_OBJECTIVE_. Take each line that has the word "faict" and return it.

_RECORDS FOR THIS TASK_.
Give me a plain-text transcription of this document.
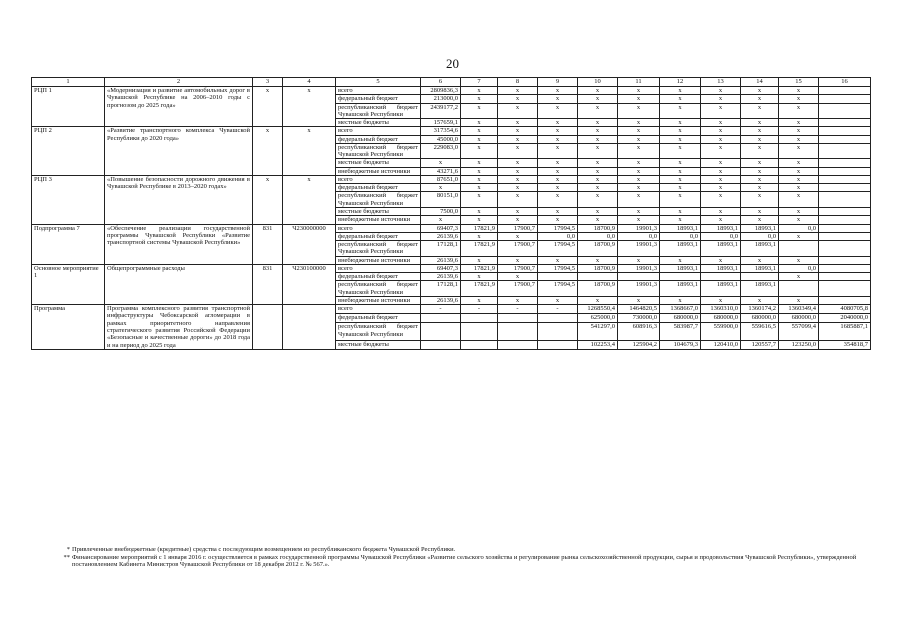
20
1	2	3	4	5	6	7	8	9	10	11	12	13	14	15	16
РЦП 1	«Модернизация и развитие автомобильных дорог в Чувашской Республике на 2006–2010 годы с прогнозом до 2025 года»	x	x	всего	2809836,3	x	x	x	x	x	x	x	x	x	
				федеральный бюджет	213000,0	x	x	x	x	x	x	x	x	x	
				республиканский бюджет Чувашской Республики	2439177,2	x	x	x	x	x	x	x	x	x	
				местные бюджеты	157659,1	x	x	x	x	x	x	x	x	x	
РЦП 2	«Развитие транспортного комплекса Чувашской Республики до 2020 года»	x	x	всего	317354,6	x	x	x	x	x	x	x	x	x	
				федеральный бюджет	45000,0	x	x	x	x	x	x	x	x	x	
				республиканский бюджет Чувашской Республики	229083,0	x	x	x	x	x	x	x	x	x	
				местные бюджеты	x	x	x	x	x	x	x	x	x	x	
				внебюджетные источники	43271,6	x	x	x	x	x	x	x	x	x	
РЦП 3	«Повышение безопасности дорожного движения в Чувашской Республике в 2013–2020 годах»	x	x	всего	87651,0	x	x	x	x	x	x	x	x	x	
				федеральный бюджет	x	x	x	x	x	x	x	x	x	x	
				республиканский бюджет Чувашской Республики	80151,0	x	x	x	x	x	x	x	x	x	
				местные бюджеты	7500,0	x	x	x	x	x	x	x	x	x	
				внебюджетные источники	x	x	x	x	x	x	x	x	x	x	
Подпрограмма 7	«Обеспечение реализации государственной программы Чувашской Республики «Развитие транспортной системы Чувашской Республики»	831	Ч230000000	всего	69407,3	17821,9	17900,7	17994,5	18700,9	19901,3	18993,1	18993,1	18993,1	0,0	
				федеральный бюджет	26139,6	x	x	0,0	0,0	0,0	0,0	0,0	0,0	x	
				республиканский бюджет Чувашской Республики	17128,1	17821,9	17900,7	17994,5	18700,9	19901,3	18993,1	18993,1	18993,1		
				внебюджетные источники	26139,6	x	x	x	x	x	x	x	x	x	
Основное мероприятие 1	Общепрограммные расходы	831	Ч230100000	всего	69407,3	17821,9	17900,7	17994,5	18700,9	19901,3	18993,1	18993,1	18993,1	0,0	
				федеральный бюджет	26139,6	x	x							x	
				республиканский бюджет Чувашской Республики	17128,1	17821,9	17900,7	17994,5	18700,9	19901,3	18993,1	18993,1	18993,1		
				внебюджетные источники	26139,6	x	x	x	x	x	x	x	x	x	
Программа	Программа комплексного развития транспортной инфраструктуры Чебоксарской агломерации в рамках приоритетного направления стратегического развития Российской Федерации «Безопасные и качественные дороги» до 2018 года и на период до 2025 года			всего	-	-	-	-	1268550,4	1464820,5	1368667,0	1360310,0	1360174,2	1360349,4	4080705,8
				федеральный бюджет					625000,0	730000,0	680000,0	680000,0	680000,0	680000,0	2040000,0
				республиканский бюджет Чувашской Республики					541297,0	608916,3	583987,7	559900,0	559616,5	557099,4	1685887,1
				местные бюджеты					102253,4	125904,2	104679,3	120410,0	120557,7	123250,0	354818,7
* Привлеченные внебюджетные (кредитные) средства с последующим возмещением из республиканского бюджета Чувашской Республики.
** Финансирование мероприятий с 1 января 2016 г. осуществляется в рамках государственной программы Чувашской Республики «Развитие сельского хозяйства и регулирование рынка сельскохозяйственной продукции, сырья и продовольствия Чувашской Республики», утвержденной постановлением Кабинета Министров Чувашской Республики от 18 декабря 2012 г. № 567.».
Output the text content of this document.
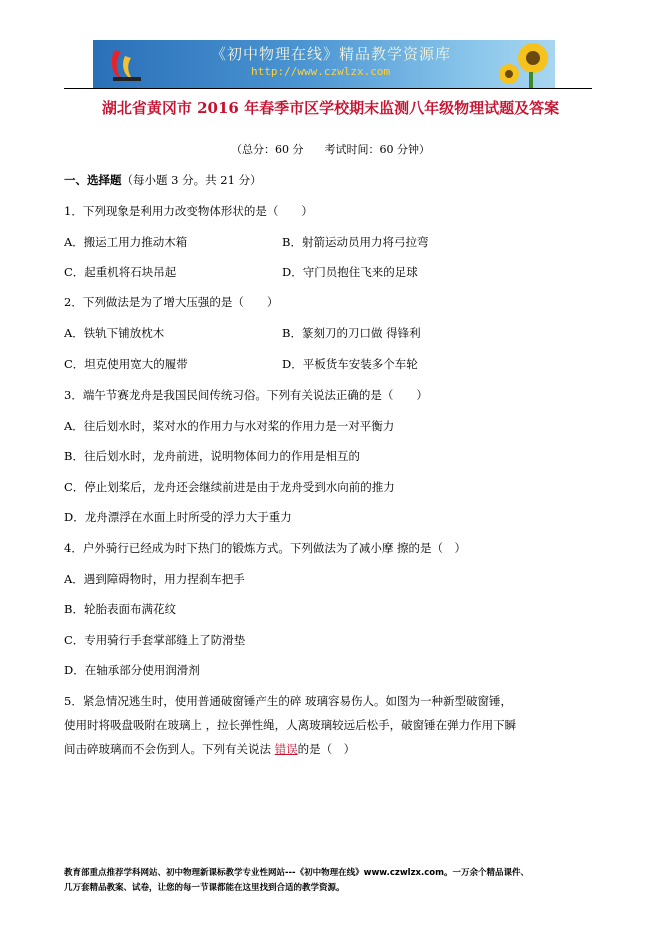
《初中物理在线》精品教学资源库
http://www.czwlzx.com
湖北省黄冈市 2016 年春季市区学校期末监测八年级物理试题及答案
（总分：60 分 考试时间：60 分钟）
一、选择题（每小题 3 分。共 21 分）
1．下列现象是利用力改变物体形状的是（　　）
A．搬运工用力推动木箱	B．射箭运动员用力将弓拉弯
C．起重机将石块吊起	D．守门员抱住飞来的足球
2．下列做法是为了增大压强的是（　　）
A．铁轨下铺放枕木	B．篆刻刀的刀口做 得锋利
C．坦克使用宽大的履带	D．平板货车安装多个车轮
3．端午节赛龙舟是我国民间传统习俗。下列有关说法正确的是（　　）
A．往后划水时，桨对水的作用力与水对桨的作用力是一对平衡力
B．往后划水时，龙舟前进，说明物体间力的作用是相互的
C．停止划桨后，龙舟还会继续前进是由于龙舟受到水向前的推力
D．龙舟漂浮在水面上时所受的浮力大于重力
4．户外骑行已经成为时下热门的锻炼方式。下列做法为了减小摩 擦的是（　）
A．遇到障碍物时，用力捏刹车把手
B．轮胎表面布满花纹
C．专用骑行手套掌部缝上了防滑垫
D．在轴承部分使用润滑剂
5．紧急情况逃生时，使用普通破窗锤产生的碎 玻璃容易伤人。如图为一种新型破窗锤，
使用时将吸盘吸附在玻璃上 ，拉长弹性绳，人离玻璃较远后松手，破窗锤在弹力作用下瞬
间击碎玻璃而不会伤到人。下列有关说法 错误的是（　）
教育部重点推荐学科网站、初中物理新课标教学专业性网站---《初中物理在线》www.czwlzx.com。一万余个精品课件、
几万套精品教案、试卷，让您的每一节课都能在这里找到合适的教学资源。
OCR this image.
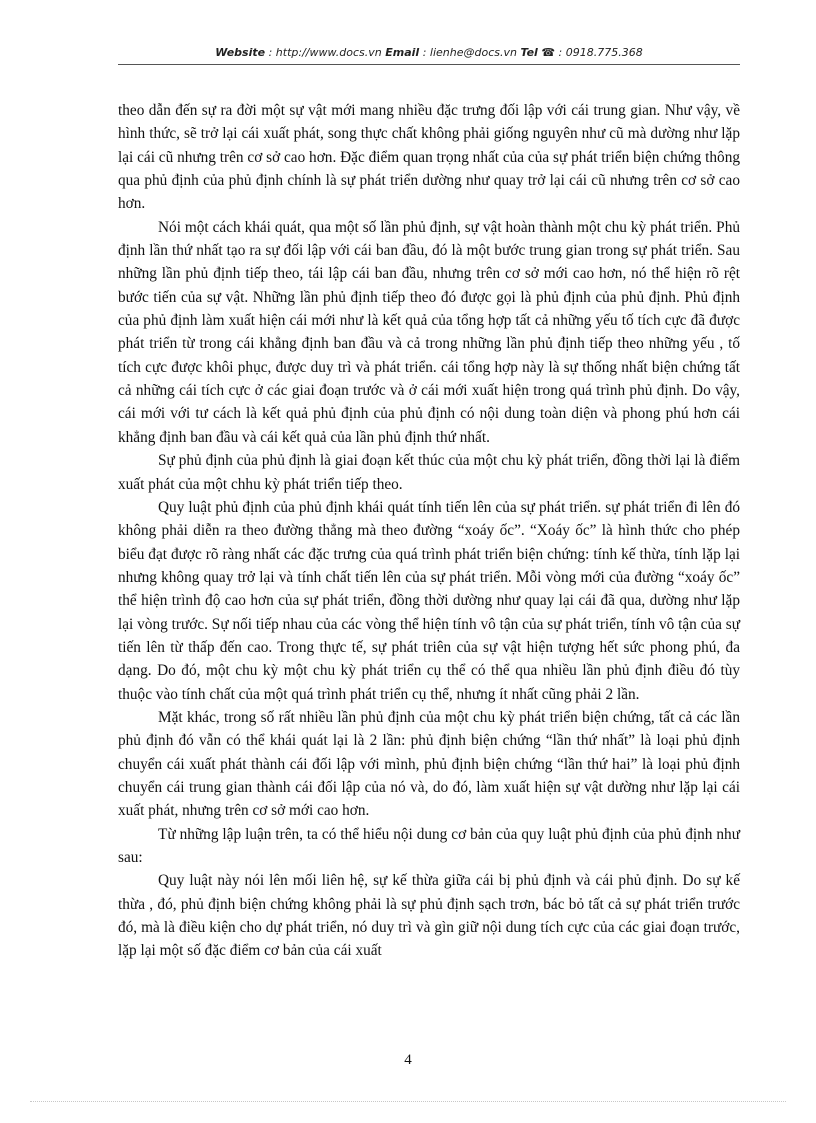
Website : http://www.docs.vn Email : lienhe@docs.vn Tel ☎ : 0918.775.368

theo dẫn đến sự ra đời một sự vật mới mang nhiều đặc trưng đối lập với cái trung gian. Như vậy, về hình thức, sẽ trở lại cái xuất phát, song thực chất không phải giống nguyên như cũ mà dường như lặp lại cái cũ nhưng trên cơ sở cao hơn. Đặc điểm quan trọng nhất của của sự phát triển biện chứng thông qua phủ định của phủ định chính là sự phát triển dường như quay trở lại cái cũ nhưng trên cơ sở cao hơn.

Nói một cách khái quát, qua một số lần phủ định, sự vật hoàn thành một chu kỳ phát triển. Phủ định lần thứ nhất tạo ra sự đối lập với cái ban đầu, đó là một bước trung gian trong sự phát triển. Sau những lần phủ định tiếp theo, tái lập cái ban đầu, nhưng trên cơ sở mới cao hơn, nó thể hiện rõ rệt bước tiến của sự vật. Những lần phủ định tiếp theo đó được gọi là phủ định của phủ định. Phủ định của phủ định làm xuất hiện cái mới như là kết quả của tổng hợp tất cả những yếu tố tích cực đã được phát triển từ trong cái khẳng định ban đầu và cả trong những lần phủ định tiếp theo những yếu , tố tích cực được khôi phục, được duy trì và phát triển. cái tổng hợp này là sự thống nhất biện chứng tất cả những cái tích cực ở các giai đoạn trước và ở cái mới xuất hiện trong quá trình phủ định. Do vậy, cái mới với tư cách là kết quả phủ định của phủ định có nội dung toàn diện và phong phú hơn cái khẳng định ban đầu và cái kết quả của lần phủ định thứ nhất.

Sự phủ định của phủ định là giai đoạn kết thúc của một chu kỳ phát triển, đồng thời lại là điểm xuất phát của một chhu kỳ phát triển tiếp theo.

Quy luật phủ định của phủ định khái quát tính tiến lên của sự phát triển. sự phát triển đi lên đó không phải diễn ra theo đường thẳng mà theo đường “xoáy ốc”. “Xoáy ốc” là hình thức cho phép biểu đạt được rõ ràng nhất các đặc trưng của quá trình phát triển biện chứng: tính kế thừa, tính lặp lại nhưng không quay trở lại và tính chất tiến lên của sự phát triển. Mỗi vòng mới của đường “xoáy ốc” thể hiện trình độ cao hơn của sự phát triển, đồng thời dường như quay lại cái đã qua, dường như lặp lại vòng trước. Sự nối tiếp nhau của các vòng thể hiện tính vô tận của sự phát triển, tính vô tận của sự tiến lên từ thấp đến cao. Trong thực tế, sự phát triên của sự vật hiện tượng hết sức phong phú, đa dạng. Do đó, một chu kỳ một chu kỳ phát triển cụ thể có thể qua nhiều lần phủ định điều đó tùy thuộc vào tính chất của một quá trình phát triển cụ thể, nhưng ít nhất cũng phải 2 lần.

Mặt khác, trong số rất nhiều lần phủ định của một chu kỳ phát triển biện chứng, tất cả các lần phủ định đó vẫn có thể khái quát lại là 2 lần: phủ định biện chứng “lần thứ nhất” là loại phủ định chuyển cái xuất phát thành cái đối lập với mình, phủ định biện chứng “lần thứ hai” là loại phủ định chuyển cái trung gian thành cái đối lập của nó và, do đó, làm xuất hiện sự vật dường như lặp lại cái xuất phát, nhưng trên cơ sở mới cao hơn.

Từ những lập luận trên, ta có thể hiểu nội dung cơ bản của quy luật phủ định của phủ định như sau:

Quy luật này nói lên mối liên hệ, sự kế thừa giữa cái bị phủ định và cái phủ định. Do sự kế thừa , đó, phủ định biện chứng không phải là sự phủ định sạch trơn, bác bỏ tất cả sự phát triển trước đó, mà là điều kiện cho dự phát triển, nó duy trì và gìn giữ nội dung tích cực của các giai đoạn trước, lặp lại một số đặc điểm cơ bản của cái xuất

4
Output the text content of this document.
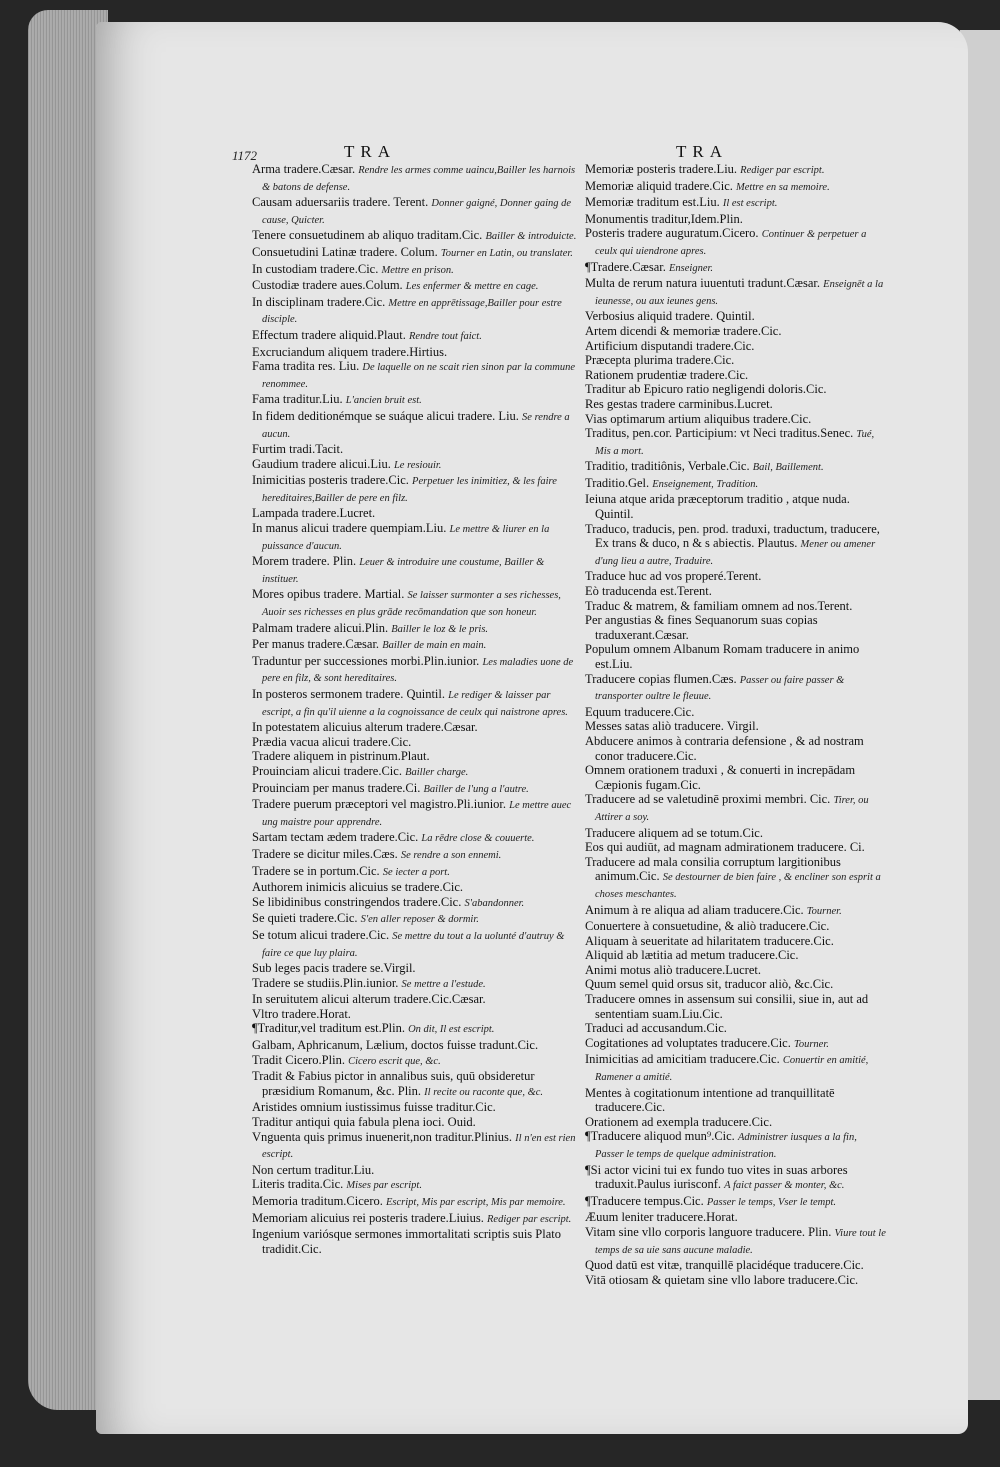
1172	TRA	TRA

Arma tradere.Cæsar. Rendre les armes comme uaincu,Bailler les harnois & batons de defense.

Causam aduersariis tradere. Terent. Donner gaigné, Donner gaing de cause, Quicter.

Tenere consuetudinem ab aliquo traditam.Cic. Bailler & introduicte.

Consuetudini Latinæ tradere. Colum. Tourner en Latin, ou translater.

In custodiam tradere.Cic. Mettre en prison.

Custodiæ tradere aues.Colum. Les enfermer & mettre en cage.

In disciplinam tradere.Cic. Mettre en apprētissage,Bailler pour estre disciple.

Effectum tradere aliquid.Plaut. Rendre tout faict.

Excruciandum aliquem tradere.Hirtius.

Fama tradita res. Liu. De laquelle on ne scait rien sinon par la commune renommee.

Fama traditur.Liu. L'ancien bruit est.

In fidem deditionémque se suáque alicui tradere. Liu. Se rendre a aucun.

Furtim tradi.Tacit.

Gaudium tradere alicui.Liu. Le resiouir.

Inimicitias posteris tradere.Cic. Perpetuer les inimitiez, & les faire hereditaires,Bailler de pere en filz.

Lampada tradere.Lucret.

In manus alicui tradere quempiam.Liu. Le mettre & liurer en la puissance d'aucun.

Morem tradere. Plin. Leuer & introduire une coustume, Bailler & instituer.

Mores opibus tradere. Martial. Se laisser surmonter a ses richesses, Auoir ses richesses en plus grāde recōmandation que son honeur.

Palmam tradere alicui.Plin. Bailler le loz & le pris.

Per manus tradere.Cæsar. Bailler de main en main.

Traduntur per successiones morbi.Plin.iunior. Les maladies uone de pere en filz, & sont hereditaires.

In posteros sermonem tradere. Quintil. Le rediger & laisser par escript, a fin qu'il uienne a la cognoissance de ceulx qui naistrone apres.

In potestatem alicuius alterum tradere.Cæsar.

Prædia vacua alicui tradere.Cic.

Tradere aliquem in pistrinum.Plaut.

Prouinciam alicui tradere.Cic. Bailler charge.

Prouinciam per manus tradere.Ci. Bailler de l'ung a l'autre.

Tradere puerum præceptori vel magistro.Pli.iunior. Le mettre auec ung maistre pour apprendre.

Sartam tectam ædem tradere.Cic. La rēdre close & couuerte.

Tradere se dicitur miles.Cæs. Se rendre a son ennemi.

Tradere se in portum.Cic. Se iecter a port.

Authorem inimicis alicuius se tradere.Cic.

Se libidinibus constringendos tradere.Cic. S'abandonner.

Se quieti tradere.Cic. S'en aller reposer & dormir.

Se totum alicui tradere.Cic. Se mettre du tout a la uolunté d'autruy & faire ce que luy plaira.

Sub leges pacis tradere se.Virgil.

Tradere se studiis.Plin.iunior. Se mettre a l'estude.

In seruitutem alicui alterum tradere.Cic.Cæsar.

Vltro tradere.Horat.

¶Traditur,vel traditum est.Plin. On dit, Il est escript.

Galbam, Aphricanum, Lælium, doctos fuisse tradunt.Cic.

Tradit Cicero.Plin. Cicero escrit que, &c.

Tradit & Fabius pictor in annalibus suis, quū obsideretur præsidium Romanum, &c. Plin. Il recite ou raconte que, &c.

Aristides omnium iustissimus fuisse traditur.Cic.

Traditur antiqui quia fabula plena ioci. Ouid.

Vnguenta quis primus inuenerit,non traditur.Plinius. Il n'en est rien escript.

Non certum traditur.Liu.

Literis tradita.Cic. Mises par escript.

Memoria traditum.Cicero. Escript, Mis par escript, Mis par memoire.

Memoriam alicuius rei posteris tradere.Liuius. Rediger par escript.

Ingenium variósque sermones immortalitati scriptis suis Plato tradidit.Cic.

Memoriæ posteris tradere.Liu. Rediger par escript.

Memoriæ aliquid tradere.Cic. Mettre en sa memoire.

Memoriæ traditum est.Liu. Il est escript.

Monumentis traditur,Idem.Plin.

Posteris tradere auguratum.Cicero. Continuer & perpetuer a ceulx qui uiendrone apres.

¶Tradere.Cæsar. Enseigner.

Multa de rerum natura iuuentuti tradunt.Cæsar. Enseignēt a la ieunesse, ou aux ieunes gens.

Verbosius aliquid tradere. Quintil.

Artem dicendi & memoriæ tradere.Cic.

Artificium disputandi tradere.Cic.

Præcepta plurima tradere.Cic.

Rationem prudentiæ tradere.Cic.

Traditur ab Epicuro ratio negligendi doloris.Cic.

Res gestas tradere carminibus.Lucret.

Vias optimarum artium aliquibus tradere.Cic.

Traditus, pen.cor. Participium: vt Neci traditus.Senec. Tué, Mis a mort.

Traditio, traditiônis, Verbale.Cic. Bail, Baillement.

Traditio.Gel. Enseignement, Tradition.

Ieiuna atque arida præceptorum traditio , atque nuda. Quintil.

Traduco, traducis, pen. prod. traduxi, traductum, traducere, Ex trans & duco, n & s abiectis. Plautus. Mener ou amener d'ung lieu a autre, Traduire.

Traduce huc ad vos properé.Terent.

Eò traducenda est.Terent.

Traduc & matrem, & familiam omnem ad nos.Terent.

Per angustias & fines Sequanorum suas copias traduxerant.Cæsar.

Populum omnem Albanum Romam traducere in animo est.Liu.

Traducere copias flumen.Cæs. Passer ou faire passer & transporter oultre le fleuue.

Equum traducere.Cic.

Messes satas aliò traducere. Virgil.

Abducere animos à contraria defensione , & ad nostram conor traducere.Cic.

Omnem orationem traduxi , & conuerti in increpādam Cæpionis fugam.Cic.

Traducere ad se valetudinē proximi membri. Cic. Tirer, ou Attirer a soy.

Traducere aliquem ad se totum.Cic.

Eos qui audiūt, ad magnam admirationem traducere. Ci.

Traducere ad mala consilia corruptum largitionibus animum.Cic. Se destourner de bien faire , & encliner son esprit a choses meschantes.

Animum à re aliqua ad aliam traducere.Cic. Tourner.

Conuertere à consuetudine, & aliò traducere.Cic.

Aliquam à seueritate ad hilaritatem traducere.Cic.

Aliquid ab lætitia ad metum traducere.Cic.

Animi motus aliò traducere.Lucret.

Quum semel quid orsus sit, traducor aliò, &c.Cic.

Traducere omnes in assensum sui consilii, siue in, aut ad sententiam suam.Liu.Cic.

Traduci ad accusandum.Cic.

Cogitationes ad voluptates traducere.Cic. Tourner.

Inimicitias ad amicitiam traducere.Cic. Conuertir en amitié, Ramener a amitié.

Mentes à cogitationum intentione ad tranquillitatē traducere.Cic.

Orationem ad exempla traducere.Cic.

¶Traducere aliquod mun⁹.Cic. Administrer iusques a la fin, Passer le temps de quelque administration.

¶Si actor vicini tui ex fundo tuo vites in suas arbores traduxit.Paulus iurisconf. A faict passer & monter, &c.

¶Traducere tempus.Cic. Passer le temps, Vser le tempt.

Æuum leniter traducere.Horat.

Vitam sine vllo corporis languore traducere. Plin. Viure tout le temps de sa uie sans aucune maladie.

Quod datū est vitæ, tranquillē placidéque traducere.Cic.

Vitā otiosam & quietam sine vllo labore traducere.Cic.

_EXPECTED ANSWER_.
Effectum tradere aliquid.Plaut. Rendre tout faict.
¶Si actor vicini tui ex fundo tuo vites in suas arbores traduxit.Paulus iurisconf. A faict passer & monter, &c.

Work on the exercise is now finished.